_Work instructions:_ Repeat the entire listing exactly as written.

_Information shown:_

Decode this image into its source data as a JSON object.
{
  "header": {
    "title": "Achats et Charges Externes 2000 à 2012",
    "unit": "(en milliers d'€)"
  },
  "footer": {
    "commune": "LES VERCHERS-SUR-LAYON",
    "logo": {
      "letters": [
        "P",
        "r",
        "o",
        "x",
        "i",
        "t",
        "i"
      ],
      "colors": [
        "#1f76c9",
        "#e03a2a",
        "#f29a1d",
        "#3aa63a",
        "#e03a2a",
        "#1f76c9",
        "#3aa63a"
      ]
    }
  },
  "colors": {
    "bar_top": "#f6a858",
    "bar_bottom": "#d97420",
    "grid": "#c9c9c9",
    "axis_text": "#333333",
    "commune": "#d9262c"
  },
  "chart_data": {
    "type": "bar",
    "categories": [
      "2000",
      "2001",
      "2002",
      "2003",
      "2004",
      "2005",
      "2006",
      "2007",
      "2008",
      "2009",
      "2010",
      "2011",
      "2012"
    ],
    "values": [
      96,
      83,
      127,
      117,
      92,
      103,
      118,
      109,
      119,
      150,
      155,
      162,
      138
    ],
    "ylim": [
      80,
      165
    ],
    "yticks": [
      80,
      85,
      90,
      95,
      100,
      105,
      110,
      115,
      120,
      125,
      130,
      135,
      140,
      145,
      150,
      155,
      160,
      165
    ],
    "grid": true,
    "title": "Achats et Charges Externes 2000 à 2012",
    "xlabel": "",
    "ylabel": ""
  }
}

_Worked solution:_
Decode this image into its source data as a JSON object.
{
  "header": {
    "title": "Achats et Charges Externes 2000 à 2012",
    "unit": "(en milliers d'€)"
  },
  "footer": {
    "commune": "LES VERCHERS-SUR-LAYON",
    "logo": {
      "letters": [
        "P",
        "r",
        "o",
        "x",
        "i",
        "t",
        "i"
      ],
      "colors": [
        "#1f76c9",
        "#e03a2a",
        "#f29a1d",
        "#3aa63a",
        "#e03a2a",
        "#1f76c9",
        "#3aa63a"
      ]
    }
  },
  "colors": {
    "bar_top": "#f6a858",
    "bar_bottom": "#d97420",
    "grid": "#c9c9c9",
    "axis_text": "#333333",
    "commune": "#d9262c"
  },
  "chart_data": {
    "type": "bar",
    "categories": [
      "2000",
      "2001",
      "2002",
      "2003",
      "2004",
      "2005",
      "2006",
      "2007",
      "2008",
      "2009",
      "2010",
      "2011",
      "2012"
    ],
    "values": [
      96,
      83,
      127,
      117,
      92,
      103,
      118,
      109,
      119,
      150,
      155,
      162,
      138
    ],
    "ylim": [
      80,
      165
    ],
    "yticks": [
      80,
      85,
      90,
      95,
      100,
      105,
      110,
      115,
      120,
      125,
      130,
      135,
      140,
      145,
      150,
      155,
      160,
      165
    ],
    "grid": true,
    "title": "Achats et Charges Externes 2000 à 2012",
    "xlabel": "",
    "ylabel": ""
  }
}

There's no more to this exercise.